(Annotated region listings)
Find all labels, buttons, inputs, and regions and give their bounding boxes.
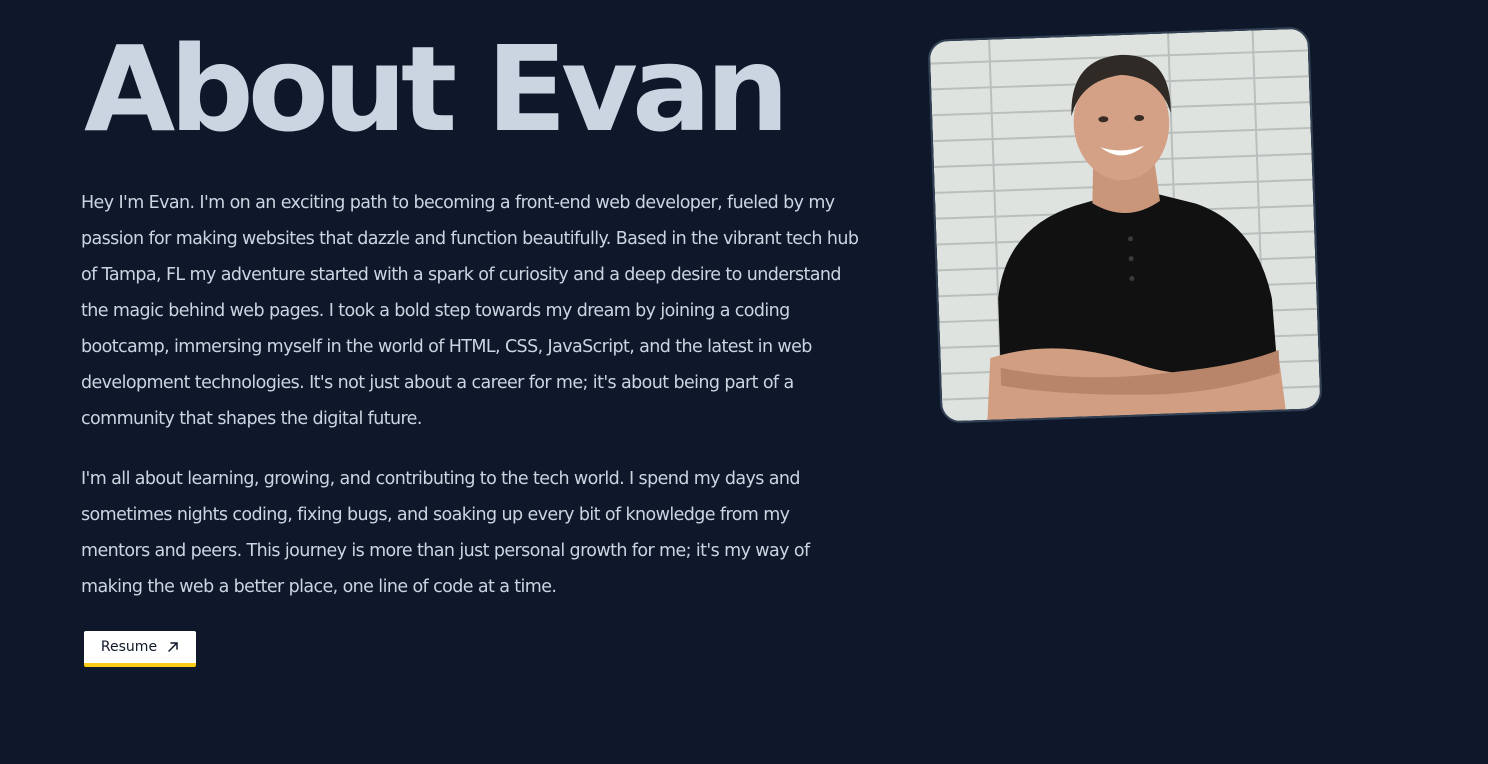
- resume-button-label: Resume: [100, 639, 158, 655]
- bio-paragraph-2: I'm all about learning, growing, and con…: [81, 469, 810, 597]
- arrow-up-right-icon: [167, 641, 179, 653]
- profile-photo: [927, 26, 1323, 424]
- profile-photo-image: [929, 28, 1321, 422]
- bio-section: Hey I'm Evan. I'm on an exciting path to…: [81, 185, 861, 629]
- bio-paragraph-1: Hey I'm Evan. I'm on an exciting path to…: [81, 193, 859, 429]
- resume-button[interactable]: Resume: [84, 631, 196, 667]
- page-title: About Evan: [84, 20, 790, 158]
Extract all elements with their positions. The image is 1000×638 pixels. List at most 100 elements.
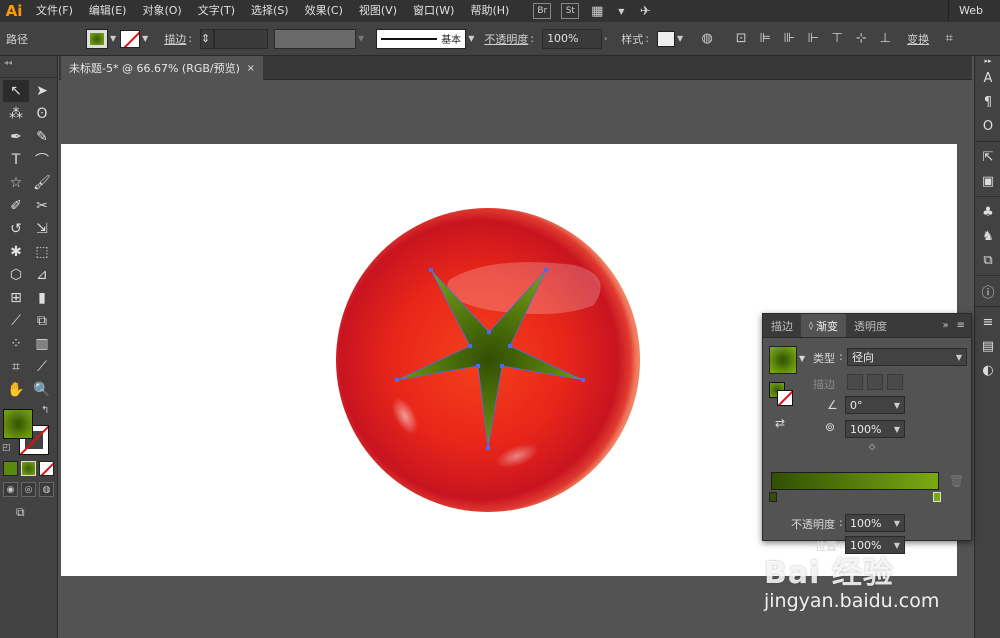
perspective-grid-tool-icon[interactable]: ⊿ bbox=[29, 264, 55, 286]
fill-color-picker[interactable] bbox=[86, 28, 108, 49]
chevron-down-icon[interactable]: ▼ bbox=[110, 34, 116, 43]
menu-type[interactable]: 文字(T) bbox=[190, 0, 243, 22]
menu-help[interactable]: 帮助(H) bbox=[462, 0, 517, 22]
mesh-tool-icon[interactable]: ⊞ bbox=[3, 287, 29, 309]
aspect-ratio-input[interactable]: 100% ▼ bbox=[845, 420, 905, 438]
scale-tool-icon[interactable]: ⇲ bbox=[29, 218, 55, 240]
transparency-panel-icon[interactable]: ◐ bbox=[975, 358, 1000, 382]
fill-swatch[interactable] bbox=[3, 409, 33, 439]
chevron-down-icon[interactable]: ▼ bbox=[799, 354, 805, 363]
chevron-down-icon[interactable]: ▼ bbox=[142, 34, 148, 43]
info-panel-icon[interactable]: ⓘ bbox=[975, 279, 1000, 303]
stop-location-input[interactable]: 100% ▼ bbox=[845, 536, 905, 554]
gradient-tool-icon[interactable]: ▮ bbox=[29, 287, 55, 309]
symbol-sprayer-tool-icon[interactable]: ⁘ bbox=[3, 333, 29, 355]
free-transform-tool-icon[interactable]: ⬚ bbox=[29, 241, 55, 263]
reverse-gradient-icon[interactable]: ⇄ bbox=[775, 416, 785, 430]
lasso-tool-icon[interactable]: ʘ bbox=[29, 103, 55, 125]
align-bottom-icon[interactable]: ⊥ bbox=[875, 29, 895, 49]
graphic-style-picker[interactable] bbox=[656, 30, 675, 47]
stroke-weight-input[interactable] bbox=[214, 28, 269, 49]
gpu-performance-icon[interactable]: ✈ bbox=[635, 1, 655, 21]
stroke-within-icon[interactable] bbox=[847, 374, 863, 390]
links-panel-icon[interactable]: ⧉ bbox=[975, 248, 1000, 272]
gradient-preview-swatch[interactable] bbox=[769, 346, 797, 374]
collapse-icon[interactable]: » bbox=[942, 320, 948, 331]
close-icon[interactable]: × bbox=[247, 63, 255, 74]
puppet-warp-tool-icon[interactable]: ✱ bbox=[3, 241, 29, 263]
menu-effect[interactable]: 效果(C) bbox=[297, 0, 351, 22]
color-mode-button[interactable] bbox=[3, 461, 18, 476]
none-mode-button[interactable] bbox=[39, 461, 54, 476]
selection-tool-icon[interactable]: ↖ bbox=[3, 80, 29, 102]
variable-width-profile[interactable] bbox=[274, 28, 357, 49]
stroke-across-icon[interactable] bbox=[887, 374, 903, 390]
draw-behind-icon[interactable]: ◎ bbox=[21, 482, 36, 497]
stroke-label[interactable]: 描边 bbox=[164, 31, 186, 47]
chevron-down-icon[interactable]: ▼ bbox=[468, 34, 474, 43]
dock-grip[interactable]: ▸▸ bbox=[975, 56, 1000, 66]
swap-fill-stroke-icon[interactable]: ↰ bbox=[41, 405, 49, 416]
tab-stroke[interactable]: 描边 bbox=[763, 314, 801, 337]
menu-view[interactable]: 视图(V) bbox=[351, 0, 405, 22]
blend-tool-icon[interactable]: ⧉ bbox=[29, 310, 55, 332]
artboards-panel-icon[interactable]: ▣ bbox=[975, 169, 1000, 193]
export-panel-icon[interactable]: ⇱ bbox=[975, 145, 1000, 169]
character-panel-icon[interactable]: A bbox=[975, 66, 1000, 90]
angle-input[interactable]: 0° ▼ bbox=[845, 396, 905, 414]
direct-selection-tool-icon[interactable]: ➤ bbox=[29, 80, 55, 102]
align-center-icon[interactable]: ⊪ bbox=[779, 29, 799, 49]
menu-file[interactable]: 文件(F) bbox=[28, 0, 81, 22]
chevron-down-icon[interactable]: ▼ bbox=[677, 34, 683, 43]
type-tool-icon[interactable]: T bbox=[3, 149, 29, 171]
rotate-tool-icon[interactable]: ↺ bbox=[3, 218, 29, 240]
isolate-icon[interactable]: ⌗ bbox=[939, 29, 959, 49]
stock-button[interactable]: St bbox=[561, 3, 580, 19]
opacity-input[interactable]: 100% bbox=[542, 28, 603, 49]
trash-icon[interactable]: 🗑 bbox=[949, 474, 964, 488]
stroke-color-picker[interactable] bbox=[120, 29, 141, 48]
tab-gradient[interactable]: ◊ 渐变 bbox=[801, 314, 846, 337]
stroke-along-icon[interactable] bbox=[867, 374, 883, 390]
panel-grip[interactable]: ◂◂ bbox=[0, 56, 57, 78]
gradient-panel-icon[interactable]: ▤ bbox=[975, 334, 1000, 358]
menu-edit[interactable]: 编辑(E) bbox=[81, 0, 135, 22]
paragraph-panel-icon[interactable]: ¶ bbox=[975, 90, 1000, 114]
hand-tool-icon[interactable]: ✋ bbox=[3, 379, 29, 401]
stop-opacity-input[interactable]: 100% ▼ bbox=[845, 514, 905, 532]
stroke-panel-icon[interactable]: ≡ bbox=[975, 310, 1000, 334]
gradient-ramp[interactable] bbox=[771, 472, 939, 490]
menu-select[interactable]: 选择(S) bbox=[243, 0, 297, 22]
curvature-tool-icon[interactable]: ✎ bbox=[29, 126, 55, 148]
line-tool-icon[interactable]: ⌒ bbox=[29, 149, 55, 171]
draw-inside-icon[interactable]: ◍ bbox=[39, 482, 54, 497]
align-top-icon[interactable]: ⊤ bbox=[827, 29, 847, 49]
transform-label[interactable]: 变换 bbox=[907, 31, 929, 47]
screen-mode-icon[interactable]: ⧉ bbox=[16, 505, 57, 520]
blob-brush-tool-icon[interactable]: ✐ bbox=[3, 195, 29, 217]
star-tool-icon[interactable]: ☆ bbox=[3, 172, 29, 194]
gradient-mode-button[interactable] bbox=[21, 461, 36, 476]
zoom-tool-icon[interactable]: 🔍 bbox=[29, 379, 55, 401]
slice-tool-icon[interactable]: ⟋ bbox=[29, 356, 55, 378]
magic-wand-tool-icon[interactable]: ⁂ bbox=[3, 103, 29, 125]
opacity-label[interactable]: 不透明度 bbox=[484, 31, 528, 47]
eyedropper-tool-icon[interactable]: ⟋ bbox=[3, 310, 29, 332]
opentype-panel-icon[interactable]: O bbox=[975, 114, 1000, 138]
recolor-artwork-icon[interactable]: ◍ bbox=[697, 29, 717, 49]
align-right-icon[interactable]: ⊩ bbox=[803, 29, 823, 49]
stroke-weight-stepper[interactable]: ⇕ bbox=[200, 28, 215, 49]
column-graph-tool-icon[interactable]: ▥ bbox=[29, 333, 55, 355]
menu-window[interactable]: 窗口(W) bbox=[405, 0, 462, 22]
menu-object[interactable]: 对象(O) bbox=[134, 0, 189, 22]
arrange-documents-icon[interactable]: ▦ bbox=[587, 1, 607, 21]
gradient-stop-start[interactable] bbox=[769, 492, 777, 502]
shape-builder-tool-icon[interactable]: ⬡ bbox=[3, 264, 29, 286]
gradient-stop-end[interactable] bbox=[933, 492, 941, 502]
brush-definition-picker[interactable]: 基本 bbox=[376, 28, 467, 49]
paintbrush-tool-icon[interactable]: 🖌 bbox=[29, 172, 55, 194]
align-to-icon[interactable]: ⊡ bbox=[731, 29, 751, 49]
tab-transparency[interactable]: 透明度 bbox=[846, 314, 895, 337]
artboard-tool-icon[interactable]: ⌗ bbox=[3, 356, 29, 378]
align-middle-icon[interactable]: ⊹ bbox=[851, 29, 871, 49]
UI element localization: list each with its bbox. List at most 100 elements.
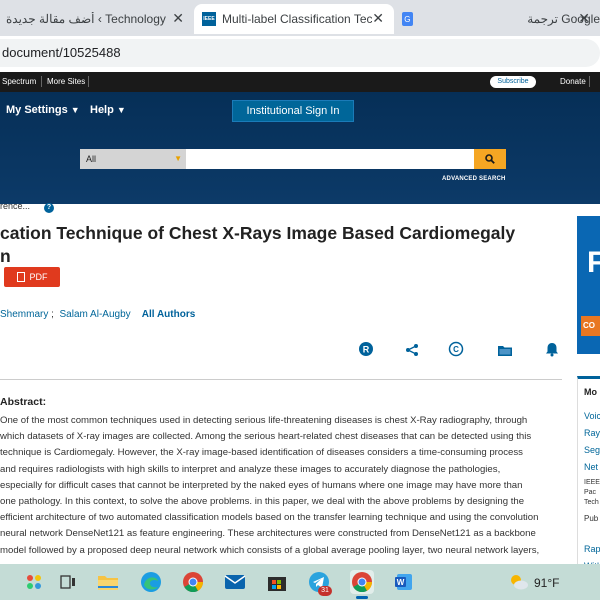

Work required. Copy everything from the start of the data down to the line containing "Extract all elements", substituting "resume-button-text" for "resume-button-label" and leaving all else unchanged. Omit the pictures.

Output for this task.
Find all labels, buttons, inputs, and regions and give their bounding boxes.
- resume-button-text: Resume: [100, 639, 158, 655]
- bio-paragraph-2: I'm all about learning, growing, and con…: [81, 469, 810, 597]
- arrow-up-right-icon: [167, 641, 179, 653]
- profile-photo: [927, 26, 1323, 424]
- profile-photo-image: [929, 28, 1321, 422]
- bio-section: Hey I'm Evan. I'm on an exciting path to…: [81, 185, 861, 629]
- bio-paragraph-1: Hey I'm Evan. I'm on an exciting path to…: [81, 193, 859, 429]
- resume-button[interactable]: Resume: [84, 631, 196, 667]
- page-title: About Evan: [84, 20, 790, 158]
Extract all elements with their positions. The image is 1000×638 pixels. List at most 100 elements.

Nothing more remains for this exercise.